- _Task to carry out_:
Without the images, print all the entries below exactly as given.

[Stored records]

===

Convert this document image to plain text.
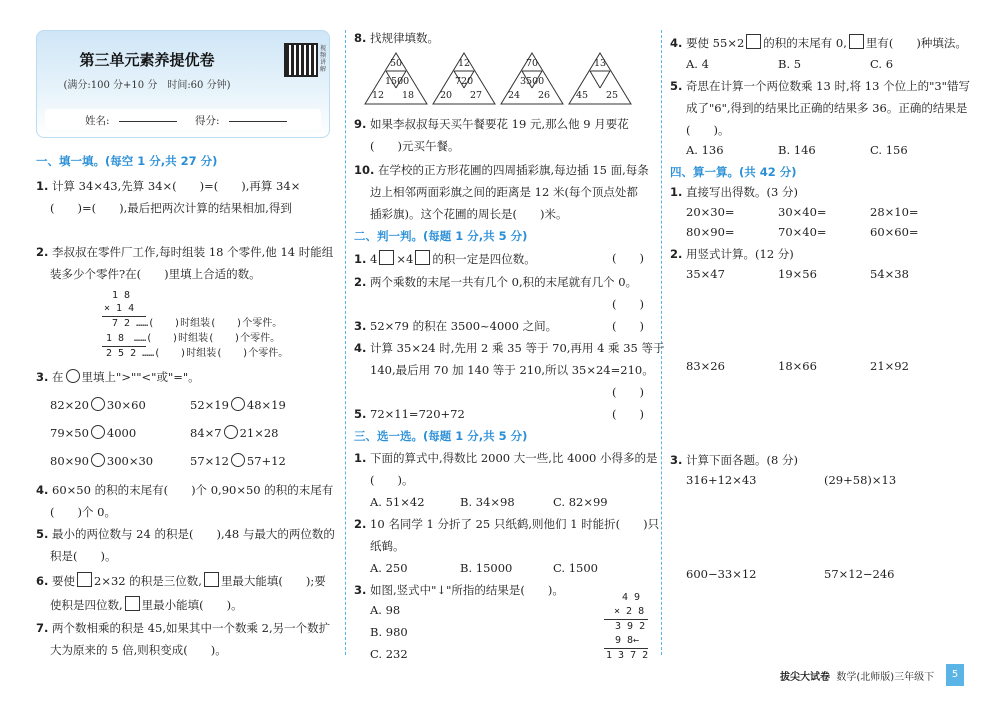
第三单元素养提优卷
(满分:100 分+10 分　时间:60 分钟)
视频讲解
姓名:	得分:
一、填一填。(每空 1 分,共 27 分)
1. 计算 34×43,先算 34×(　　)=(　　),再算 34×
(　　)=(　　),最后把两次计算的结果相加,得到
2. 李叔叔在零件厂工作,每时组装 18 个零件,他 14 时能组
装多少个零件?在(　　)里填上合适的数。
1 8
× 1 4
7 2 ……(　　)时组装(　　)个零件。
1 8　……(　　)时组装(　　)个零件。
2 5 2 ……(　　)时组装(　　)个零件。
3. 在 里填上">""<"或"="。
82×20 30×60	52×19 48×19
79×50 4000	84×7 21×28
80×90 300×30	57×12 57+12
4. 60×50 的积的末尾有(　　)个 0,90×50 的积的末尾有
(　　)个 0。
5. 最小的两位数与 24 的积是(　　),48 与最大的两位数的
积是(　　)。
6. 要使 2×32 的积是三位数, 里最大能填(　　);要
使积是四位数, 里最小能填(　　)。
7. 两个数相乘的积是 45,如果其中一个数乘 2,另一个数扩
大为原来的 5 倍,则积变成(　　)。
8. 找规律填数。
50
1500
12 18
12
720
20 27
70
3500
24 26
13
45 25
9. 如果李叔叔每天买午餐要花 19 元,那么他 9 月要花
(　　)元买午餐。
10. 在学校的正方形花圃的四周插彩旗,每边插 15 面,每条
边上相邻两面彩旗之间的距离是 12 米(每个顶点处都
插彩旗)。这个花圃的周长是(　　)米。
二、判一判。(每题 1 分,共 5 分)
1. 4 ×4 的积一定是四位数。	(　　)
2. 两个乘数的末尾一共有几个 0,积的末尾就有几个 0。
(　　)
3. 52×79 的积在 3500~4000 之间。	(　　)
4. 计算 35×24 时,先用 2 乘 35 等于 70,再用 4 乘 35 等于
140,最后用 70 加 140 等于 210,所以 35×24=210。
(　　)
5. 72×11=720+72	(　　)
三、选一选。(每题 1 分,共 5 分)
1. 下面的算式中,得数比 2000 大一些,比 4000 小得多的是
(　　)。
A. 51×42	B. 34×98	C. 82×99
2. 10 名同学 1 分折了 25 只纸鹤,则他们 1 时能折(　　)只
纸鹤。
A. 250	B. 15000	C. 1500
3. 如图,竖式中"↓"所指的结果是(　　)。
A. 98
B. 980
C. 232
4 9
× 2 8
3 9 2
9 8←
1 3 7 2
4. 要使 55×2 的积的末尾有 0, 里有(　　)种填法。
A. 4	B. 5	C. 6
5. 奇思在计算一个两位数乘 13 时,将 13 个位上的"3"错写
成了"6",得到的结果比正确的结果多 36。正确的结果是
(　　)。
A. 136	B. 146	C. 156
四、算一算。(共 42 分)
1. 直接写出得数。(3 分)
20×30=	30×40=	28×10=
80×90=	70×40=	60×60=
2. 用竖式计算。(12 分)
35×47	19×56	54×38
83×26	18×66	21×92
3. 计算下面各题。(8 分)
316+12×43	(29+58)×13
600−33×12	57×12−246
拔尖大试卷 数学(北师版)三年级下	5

===

- _Output of the task_:
Convert this document image to plain text.
第三单元素养提优卷
(满分:100 分+10 分　时间:60 分钟)
视频讲解
姓名:	得分:
一、填一填。(每空 1 分,共 27 分)
1. 计算 34×43,先算 34×(　　)=(　　),再算 34×
(　　)=(　　),最后把两次计算的结果相加,得到
2. 李叔叔在零件厂工作,每时组装 18 个零件,他 14 时能组
装多少个零件?在(　　)里填上合适的数。
1 8
× 1 4
7 2 ……(　　)时组装(　　)个零件。
1 8　……(　　)时组装(　　)个零件。
2 5 2 ……(　　)时组装(　　)个零件。
3. 在 里填上">""<"或"="。
82×20 30×60	52×19 48×19
79×50 4000	84×7 21×28
80×90 300×30	57×12 57+12
4. 60×50 的积的末尾有(　　)个 0,90×50 的积的末尾有
(　　)个 0。
5. 最小的两位数与 24 的积是(　　),48 与最大的两位数的
积是(　　)。
6. 要使 2×32 的积是三位数, 里最大能填(　　);要
使积是四位数, 里最小能填(　　)。
7. 两个数相乘的积是 45,如果其中一个数乘 2,另一个数扩
大为原来的 5 倍,则积变成(　　)。
8. 找规律填数。
50
1500
12 18
12
720
20 27
70
3500
24 26
13
45 25
9. 如果李叔叔每天买午餐要花 19 元,那么他 9 月要花
(　　)元买午餐。
10. 在学校的正方形花圃的四周插彩旗,每边插 15 面,每条
边上相邻两面彩旗之间的距离是 12 米(每个顶点处都
插彩旗)。这个花圃的周长是(　　)米。
二、判一判。(每题 1 分,共 5 分)
1. 4 ×4 的积一定是四位数。	(　　)
2. 两个乘数的末尾一共有几个 0,积的末尾就有几个 0。
(　　)
3. 52×79 的积在 3500~4000 之间。	(　　)
4. 计算 35×24 时,先用 2 乘 35 等于 70,再用 4 乘 35 等于
140,最后用 70 加 140 等于 210,所以 35×24=210。
(　　)
5. 72×11=720+72	(　　)
三、选一选。(每题 1 分,共 5 分)
1. 下面的算式中,得数比 2000 大一些,比 4000 小得多的是
(　　)。
A. 51×42	B. 34×98	C. 82×99
2. 10 名同学 1 分折了 25 只纸鹤,则他们 1 时能折(　　)只
纸鹤。
A. 250	B. 15000	C. 1500
3. 如图,竖式中"↓"所指的结果是(　　)。
A. 98
B. 980
C. 232
4 9
× 2 8
3 9 2
9 8←
1 3 7 2
4. 要使 55×2 的积的末尾有 0, 里有(　　)种填法。
A. 4	B. 5	C. 6
5. 奇思在计算一个两位数乘 13 时,将 13 个位上的"3"错写
成了"6",得到的结果比正确的结果多 36。正确的结果是
(　　)。
A. 136	B. 146	C. 156
四、算一算。(共 42 分)
1. 直接写出得数。(3 分)
20×30=	30×40=	28×10=
80×90=	70×40=	60×60=
2. 用竖式计算。(12 分)
35×47	19×56	54×38
83×26	18×66	21×92
3. 计算下面各题。(8 分)
316+12×43	(29+58)×13
600−33×12	57×12−246
拔尖大试卷 数学(北师版)三年级下	5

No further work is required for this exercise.